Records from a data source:
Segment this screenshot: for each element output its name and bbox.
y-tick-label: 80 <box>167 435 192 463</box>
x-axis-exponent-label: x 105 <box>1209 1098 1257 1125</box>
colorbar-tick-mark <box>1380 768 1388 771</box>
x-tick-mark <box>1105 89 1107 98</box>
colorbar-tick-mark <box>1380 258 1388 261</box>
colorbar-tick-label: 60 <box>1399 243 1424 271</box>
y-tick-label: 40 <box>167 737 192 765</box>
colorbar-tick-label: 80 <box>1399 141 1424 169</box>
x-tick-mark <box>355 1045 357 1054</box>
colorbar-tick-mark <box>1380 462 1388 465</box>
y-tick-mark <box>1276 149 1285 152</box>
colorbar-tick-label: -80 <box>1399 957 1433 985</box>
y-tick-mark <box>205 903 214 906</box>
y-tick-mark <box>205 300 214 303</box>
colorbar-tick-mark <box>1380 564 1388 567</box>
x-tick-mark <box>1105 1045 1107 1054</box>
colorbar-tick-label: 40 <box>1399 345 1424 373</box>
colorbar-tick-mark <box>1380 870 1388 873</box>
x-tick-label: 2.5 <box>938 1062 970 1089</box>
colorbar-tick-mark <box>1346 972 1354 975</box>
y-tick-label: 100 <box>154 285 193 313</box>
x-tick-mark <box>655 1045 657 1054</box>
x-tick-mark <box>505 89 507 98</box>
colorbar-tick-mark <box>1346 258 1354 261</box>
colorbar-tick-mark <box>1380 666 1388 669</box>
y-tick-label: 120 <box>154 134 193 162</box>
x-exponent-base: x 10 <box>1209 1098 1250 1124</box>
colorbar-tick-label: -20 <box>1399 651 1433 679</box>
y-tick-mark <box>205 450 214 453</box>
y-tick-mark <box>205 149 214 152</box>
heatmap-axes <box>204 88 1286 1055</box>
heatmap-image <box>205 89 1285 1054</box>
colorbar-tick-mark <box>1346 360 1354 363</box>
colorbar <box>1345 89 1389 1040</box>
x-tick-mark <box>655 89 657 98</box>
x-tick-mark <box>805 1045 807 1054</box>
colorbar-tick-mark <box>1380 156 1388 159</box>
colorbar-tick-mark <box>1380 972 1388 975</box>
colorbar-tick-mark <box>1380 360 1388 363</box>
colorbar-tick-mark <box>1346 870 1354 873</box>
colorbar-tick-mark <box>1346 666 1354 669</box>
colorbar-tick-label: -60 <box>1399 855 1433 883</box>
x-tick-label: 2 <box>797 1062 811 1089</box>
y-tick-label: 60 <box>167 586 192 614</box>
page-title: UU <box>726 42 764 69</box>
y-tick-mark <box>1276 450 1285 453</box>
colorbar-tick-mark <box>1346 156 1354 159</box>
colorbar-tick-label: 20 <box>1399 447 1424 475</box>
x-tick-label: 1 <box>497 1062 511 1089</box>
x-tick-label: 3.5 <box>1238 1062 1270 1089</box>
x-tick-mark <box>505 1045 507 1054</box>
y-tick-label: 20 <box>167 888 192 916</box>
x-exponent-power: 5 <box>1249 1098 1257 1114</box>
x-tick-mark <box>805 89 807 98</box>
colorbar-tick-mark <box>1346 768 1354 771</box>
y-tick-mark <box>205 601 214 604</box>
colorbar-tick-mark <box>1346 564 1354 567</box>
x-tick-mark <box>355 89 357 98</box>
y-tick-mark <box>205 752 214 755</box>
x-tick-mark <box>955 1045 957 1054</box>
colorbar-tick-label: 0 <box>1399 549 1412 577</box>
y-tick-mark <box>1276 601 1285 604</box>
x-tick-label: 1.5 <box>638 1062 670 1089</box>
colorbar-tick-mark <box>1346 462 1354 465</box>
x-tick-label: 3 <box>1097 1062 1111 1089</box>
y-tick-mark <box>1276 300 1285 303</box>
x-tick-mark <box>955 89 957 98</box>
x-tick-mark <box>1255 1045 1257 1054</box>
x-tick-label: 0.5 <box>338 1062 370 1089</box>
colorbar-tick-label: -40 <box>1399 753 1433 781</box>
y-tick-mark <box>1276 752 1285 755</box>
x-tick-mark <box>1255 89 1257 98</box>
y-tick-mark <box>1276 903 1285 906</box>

Instructions to follow >> Return every line of the records above unchanged and in the same order.

Written response >>
Segment this screenshot: for each element output its name and bbox.
y-tick-label: 80 <box>167 435 192 463</box>
x-axis-exponent-label: x 105 <box>1209 1098 1257 1125</box>
colorbar-tick-mark <box>1380 768 1388 771</box>
x-tick-mark <box>1105 89 1107 98</box>
colorbar-tick-mark <box>1380 258 1388 261</box>
colorbar-tick-label: 60 <box>1399 243 1424 271</box>
y-tick-label: 40 <box>167 737 192 765</box>
colorbar-tick-label: 80 <box>1399 141 1424 169</box>
x-tick-mark <box>355 1045 357 1054</box>
colorbar-tick-mark <box>1380 462 1388 465</box>
y-tick-mark <box>1276 149 1285 152</box>
colorbar-tick-label: -80 <box>1399 957 1433 985</box>
y-tick-mark <box>205 903 214 906</box>
y-tick-mark <box>205 300 214 303</box>
colorbar-tick-mark <box>1380 564 1388 567</box>
x-tick-mark <box>1105 1045 1107 1054</box>
colorbar-tick-label: 40 <box>1399 345 1424 373</box>
colorbar-tick-mark <box>1380 870 1388 873</box>
x-tick-label: 2.5 <box>938 1062 970 1089</box>
colorbar-tick-mark <box>1346 972 1354 975</box>
y-tick-label: 100 <box>154 285 193 313</box>
x-tick-mark <box>655 1045 657 1054</box>
x-tick-mark <box>505 89 507 98</box>
colorbar-tick-mark <box>1346 258 1354 261</box>
colorbar-tick-mark <box>1380 666 1388 669</box>
y-tick-label: 120 <box>154 134 193 162</box>
x-exponent-base: x 10 <box>1209 1098 1250 1124</box>
colorbar-tick-label: -20 <box>1399 651 1433 679</box>
y-tick-mark <box>205 450 214 453</box>
y-tick-mark <box>205 149 214 152</box>
heatmap-axes <box>204 88 1286 1055</box>
heatmap-image <box>205 89 1285 1054</box>
colorbar-tick-mark <box>1346 360 1354 363</box>
colorbar <box>1345 89 1389 1040</box>
x-tick-mark <box>655 89 657 98</box>
x-tick-mark <box>805 1045 807 1054</box>
colorbar-tick-mark <box>1380 156 1388 159</box>
colorbar-tick-mark <box>1380 972 1388 975</box>
colorbar-tick-mark <box>1380 360 1388 363</box>
colorbar-tick-mark <box>1346 870 1354 873</box>
colorbar-tick-mark <box>1346 666 1354 669</box>
colorbar-tick-label: -60 <box>1399 855 1433 883</box>
x-tick-label: 2 <box>797 1062 811 1089</box>
y-tick-label: 60 <box>167 586 192 614</box>
page-title: UU <box>726 42 764 69</box>
y-tick-mark <box>1276 450 1285 453</box>
colorbar-tick-mark <box>1346 156 1354 159</box>
colorbar-tick-label: 20 <box>1399 447 1424 475</box>
x-tick-label: 1 <box>497 1062 511 1089</box>
x-tick-label: 3.5 <box>1238 1062 1270 1089</box>
x-tick-mark <box>505 1045 507 1054</box>
y-tick-label: 20 <box>167 888 192 916</box>
x-exponent-power: 5 <box>1249 1098 1257 1114</box>
x-tick-mark <box>805 89 807 98</box>
colorbar-tick-mark <box>1346 768 1354 771</box>
y-tick-mark <box>205 601 214 604</box>
colorbar-tick-mark <box>1346 564 1354 567</box>
x-tick-mark <box>355 89 357 98</box>
y-tick-mark <box>205 752 214 755</box>
x-tick-mark <box>955 1045 957 1054</box>
colorbar-tick-label: 0 <box>1399 549 1412 577</box>
y-tick-mark <box>1276 601 1285 604</box>
x-tick-label: 1.5 <box>638 1062 670 1089</box>
colorbar-tick-mark <box>1346 462 1354 465</box>
x-tick-label: 3 <box>1097 1062 1111 1089</box>
y-tick-mark <box>1276 300 1285 303</box>
x-tick-mark <box>955 89 957 98</box>
x-tick-mark <box>1255 1045 1257 1054</box>
x-tick-label: 0.5 <box>338 1062 370 1089</box>
colorbar-tick-label: -40 <box>1399 753 1433 781</box>
y-tick-mark <box>1276 752 1285 755</box>
x-tick-mark <box>1255 89 1257 98</box>
y-tick-mark <box>1276 903 1285 906</box>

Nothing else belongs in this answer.